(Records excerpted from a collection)
▼

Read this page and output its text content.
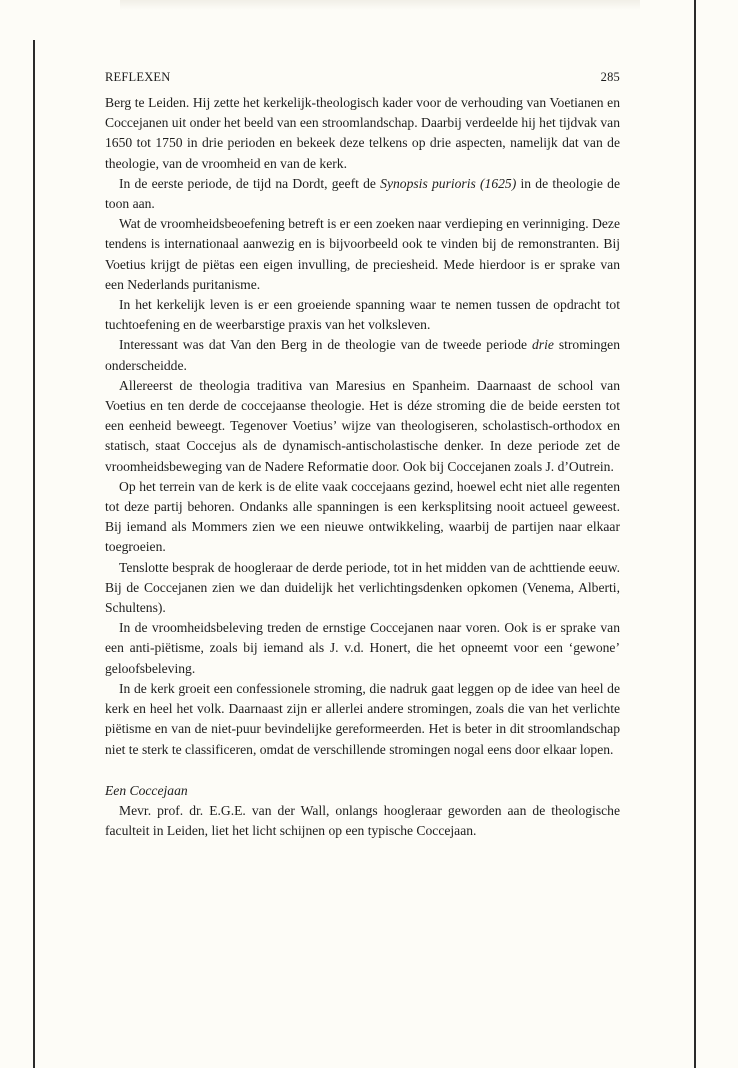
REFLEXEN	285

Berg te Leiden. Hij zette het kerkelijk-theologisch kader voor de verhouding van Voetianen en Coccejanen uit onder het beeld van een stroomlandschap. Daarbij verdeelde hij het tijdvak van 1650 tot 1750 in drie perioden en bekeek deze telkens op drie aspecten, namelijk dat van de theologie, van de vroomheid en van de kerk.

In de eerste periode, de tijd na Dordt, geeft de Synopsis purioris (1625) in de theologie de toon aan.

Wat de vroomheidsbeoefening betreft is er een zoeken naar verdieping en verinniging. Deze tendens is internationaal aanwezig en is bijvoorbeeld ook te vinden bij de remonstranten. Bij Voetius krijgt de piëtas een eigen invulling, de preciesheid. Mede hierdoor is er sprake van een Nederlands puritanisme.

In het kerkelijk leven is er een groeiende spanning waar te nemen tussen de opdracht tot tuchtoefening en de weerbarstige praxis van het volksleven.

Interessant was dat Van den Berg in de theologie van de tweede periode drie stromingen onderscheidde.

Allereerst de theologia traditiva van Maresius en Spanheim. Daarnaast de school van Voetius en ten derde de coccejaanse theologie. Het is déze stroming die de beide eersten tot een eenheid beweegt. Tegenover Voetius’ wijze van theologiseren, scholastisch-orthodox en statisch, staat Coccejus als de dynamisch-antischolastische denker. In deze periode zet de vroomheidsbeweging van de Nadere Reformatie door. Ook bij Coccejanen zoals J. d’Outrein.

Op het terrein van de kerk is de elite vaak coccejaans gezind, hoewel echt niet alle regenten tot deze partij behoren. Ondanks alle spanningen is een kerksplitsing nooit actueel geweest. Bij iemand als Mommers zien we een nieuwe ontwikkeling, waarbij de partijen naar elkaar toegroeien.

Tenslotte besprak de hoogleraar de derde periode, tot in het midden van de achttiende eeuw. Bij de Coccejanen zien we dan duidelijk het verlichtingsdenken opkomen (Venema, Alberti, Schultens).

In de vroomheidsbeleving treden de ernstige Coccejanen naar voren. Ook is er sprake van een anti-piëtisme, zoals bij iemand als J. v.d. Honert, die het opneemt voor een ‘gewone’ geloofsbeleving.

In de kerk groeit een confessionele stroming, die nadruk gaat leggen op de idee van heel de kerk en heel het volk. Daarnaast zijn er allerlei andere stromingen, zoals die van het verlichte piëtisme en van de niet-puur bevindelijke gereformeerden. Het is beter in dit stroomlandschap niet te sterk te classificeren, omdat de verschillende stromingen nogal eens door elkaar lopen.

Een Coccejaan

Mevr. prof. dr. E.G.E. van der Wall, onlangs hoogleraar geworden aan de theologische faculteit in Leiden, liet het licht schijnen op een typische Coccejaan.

▲
▼

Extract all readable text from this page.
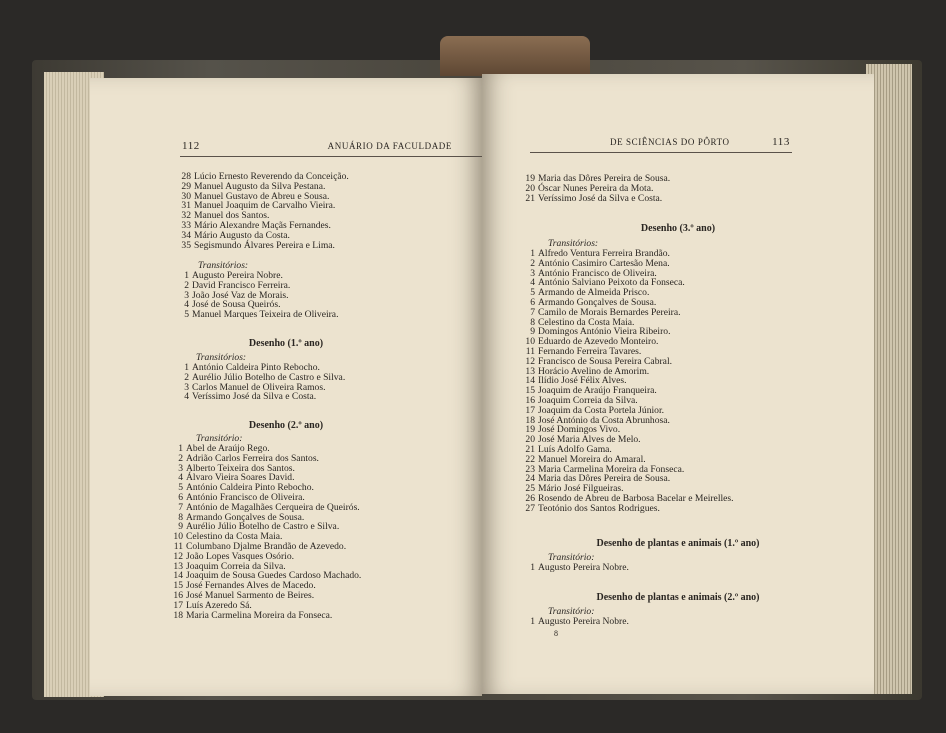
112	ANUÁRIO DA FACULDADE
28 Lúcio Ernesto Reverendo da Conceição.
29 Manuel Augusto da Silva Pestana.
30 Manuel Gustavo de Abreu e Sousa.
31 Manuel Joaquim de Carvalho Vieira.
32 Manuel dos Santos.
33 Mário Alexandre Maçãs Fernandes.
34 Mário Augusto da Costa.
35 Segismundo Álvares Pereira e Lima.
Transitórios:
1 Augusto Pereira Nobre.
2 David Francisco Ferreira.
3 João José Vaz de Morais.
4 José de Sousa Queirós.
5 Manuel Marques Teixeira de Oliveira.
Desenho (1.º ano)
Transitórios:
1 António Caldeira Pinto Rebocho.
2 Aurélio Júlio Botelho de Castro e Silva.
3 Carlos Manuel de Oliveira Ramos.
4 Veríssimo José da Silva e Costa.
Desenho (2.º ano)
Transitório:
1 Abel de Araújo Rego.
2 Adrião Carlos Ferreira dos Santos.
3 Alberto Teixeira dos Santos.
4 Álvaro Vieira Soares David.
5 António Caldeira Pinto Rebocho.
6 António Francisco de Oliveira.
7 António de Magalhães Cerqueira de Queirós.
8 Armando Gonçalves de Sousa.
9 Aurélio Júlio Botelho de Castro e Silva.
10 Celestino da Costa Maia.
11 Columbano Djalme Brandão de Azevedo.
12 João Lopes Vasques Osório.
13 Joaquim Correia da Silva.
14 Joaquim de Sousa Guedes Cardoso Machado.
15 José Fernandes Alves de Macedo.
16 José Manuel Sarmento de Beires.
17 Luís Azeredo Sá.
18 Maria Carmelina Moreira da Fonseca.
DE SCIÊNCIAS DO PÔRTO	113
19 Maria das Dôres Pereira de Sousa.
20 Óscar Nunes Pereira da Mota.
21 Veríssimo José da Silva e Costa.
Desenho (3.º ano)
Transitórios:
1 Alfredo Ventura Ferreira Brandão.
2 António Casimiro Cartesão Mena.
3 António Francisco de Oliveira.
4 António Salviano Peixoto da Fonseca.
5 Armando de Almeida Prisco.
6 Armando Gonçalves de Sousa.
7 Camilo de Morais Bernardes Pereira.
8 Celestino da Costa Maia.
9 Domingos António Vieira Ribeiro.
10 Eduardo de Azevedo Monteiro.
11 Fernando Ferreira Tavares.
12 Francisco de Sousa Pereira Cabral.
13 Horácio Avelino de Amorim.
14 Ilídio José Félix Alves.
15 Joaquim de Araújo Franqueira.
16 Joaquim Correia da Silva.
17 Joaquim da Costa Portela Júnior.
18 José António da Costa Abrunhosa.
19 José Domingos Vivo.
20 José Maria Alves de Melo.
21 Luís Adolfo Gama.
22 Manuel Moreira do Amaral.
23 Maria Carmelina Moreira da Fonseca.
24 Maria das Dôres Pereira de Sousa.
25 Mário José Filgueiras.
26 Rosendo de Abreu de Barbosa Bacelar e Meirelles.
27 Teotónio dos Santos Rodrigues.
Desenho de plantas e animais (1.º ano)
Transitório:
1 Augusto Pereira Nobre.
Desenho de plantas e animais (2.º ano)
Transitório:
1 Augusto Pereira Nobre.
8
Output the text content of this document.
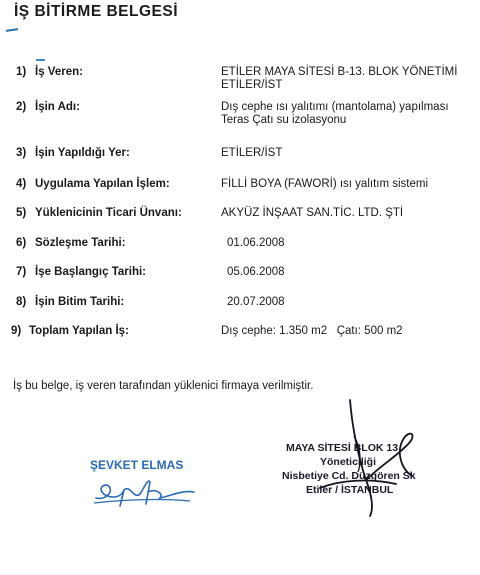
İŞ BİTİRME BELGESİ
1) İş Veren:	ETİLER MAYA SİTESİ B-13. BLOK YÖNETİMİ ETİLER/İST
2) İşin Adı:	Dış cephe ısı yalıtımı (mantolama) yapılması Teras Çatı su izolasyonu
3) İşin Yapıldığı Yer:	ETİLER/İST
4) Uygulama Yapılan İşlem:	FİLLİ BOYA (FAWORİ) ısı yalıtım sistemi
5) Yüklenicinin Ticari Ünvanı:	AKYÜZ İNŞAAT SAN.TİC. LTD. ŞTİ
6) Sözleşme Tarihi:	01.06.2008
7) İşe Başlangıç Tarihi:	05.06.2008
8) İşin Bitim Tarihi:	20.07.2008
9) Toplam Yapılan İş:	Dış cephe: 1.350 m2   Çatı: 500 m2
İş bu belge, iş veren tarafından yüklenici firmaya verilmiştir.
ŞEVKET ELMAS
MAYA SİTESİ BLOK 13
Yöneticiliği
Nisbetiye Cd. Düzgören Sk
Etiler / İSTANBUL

▲
▼

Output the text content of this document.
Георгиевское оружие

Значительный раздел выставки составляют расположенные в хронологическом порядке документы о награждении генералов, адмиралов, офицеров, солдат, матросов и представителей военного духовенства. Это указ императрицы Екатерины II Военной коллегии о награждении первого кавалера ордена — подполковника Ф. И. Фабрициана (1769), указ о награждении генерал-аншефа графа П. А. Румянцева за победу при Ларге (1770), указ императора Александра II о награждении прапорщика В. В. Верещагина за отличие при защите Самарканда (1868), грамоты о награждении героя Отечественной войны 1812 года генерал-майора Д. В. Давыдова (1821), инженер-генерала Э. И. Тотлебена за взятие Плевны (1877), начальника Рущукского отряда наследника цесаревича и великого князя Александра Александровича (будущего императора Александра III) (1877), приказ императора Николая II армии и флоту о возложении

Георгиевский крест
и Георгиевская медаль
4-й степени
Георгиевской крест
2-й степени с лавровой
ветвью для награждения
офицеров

▲

- _Task instructions_
From the entries above, extract each line containing "Botelho".

- _Worked answer_
2 Aurélio Júlio Botelho de Castro e Silva.
9 Aurélio Júlio Botelho de Castro e Silva.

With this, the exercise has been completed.